(Stored dataset items)
◇ ◇ ◇

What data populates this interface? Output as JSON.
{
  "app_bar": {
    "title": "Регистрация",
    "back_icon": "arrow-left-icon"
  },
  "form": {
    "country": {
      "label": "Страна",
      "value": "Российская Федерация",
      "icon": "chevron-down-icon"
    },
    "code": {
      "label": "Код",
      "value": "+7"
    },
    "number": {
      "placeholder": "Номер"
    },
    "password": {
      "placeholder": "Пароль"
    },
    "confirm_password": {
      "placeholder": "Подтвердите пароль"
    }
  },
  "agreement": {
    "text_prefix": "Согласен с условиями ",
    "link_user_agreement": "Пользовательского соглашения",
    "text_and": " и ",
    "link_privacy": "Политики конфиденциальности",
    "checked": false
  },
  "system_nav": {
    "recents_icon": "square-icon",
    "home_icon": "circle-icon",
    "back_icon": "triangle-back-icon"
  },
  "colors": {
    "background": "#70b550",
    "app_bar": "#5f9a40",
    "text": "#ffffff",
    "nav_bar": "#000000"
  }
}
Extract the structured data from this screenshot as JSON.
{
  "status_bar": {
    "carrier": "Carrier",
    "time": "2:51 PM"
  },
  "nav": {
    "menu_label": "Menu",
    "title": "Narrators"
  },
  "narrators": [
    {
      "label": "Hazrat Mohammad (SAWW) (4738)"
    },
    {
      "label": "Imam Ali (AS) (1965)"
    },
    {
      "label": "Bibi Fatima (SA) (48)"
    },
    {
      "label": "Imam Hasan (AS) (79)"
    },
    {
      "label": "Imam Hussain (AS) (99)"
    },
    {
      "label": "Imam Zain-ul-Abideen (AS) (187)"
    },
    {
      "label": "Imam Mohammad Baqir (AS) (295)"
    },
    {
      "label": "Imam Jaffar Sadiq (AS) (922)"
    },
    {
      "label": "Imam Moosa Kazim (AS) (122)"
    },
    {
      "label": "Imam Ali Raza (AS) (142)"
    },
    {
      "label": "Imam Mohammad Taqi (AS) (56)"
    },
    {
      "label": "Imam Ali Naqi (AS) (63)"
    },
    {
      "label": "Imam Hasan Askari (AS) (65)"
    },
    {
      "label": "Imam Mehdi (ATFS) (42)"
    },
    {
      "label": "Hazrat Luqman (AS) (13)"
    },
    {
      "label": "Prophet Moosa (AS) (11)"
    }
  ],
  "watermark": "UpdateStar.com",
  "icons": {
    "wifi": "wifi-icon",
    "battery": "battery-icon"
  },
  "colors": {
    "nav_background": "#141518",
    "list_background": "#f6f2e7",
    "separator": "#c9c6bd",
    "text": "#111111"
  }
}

◇ ◇ ◇

**Task brief:** Write out every line of the preceding listing that contains "Moosa".

**Result below:**
      "label": "Imam Moosa Kazim (AS) (122)"
      "label": "Prophet Moosa (AS) (11)"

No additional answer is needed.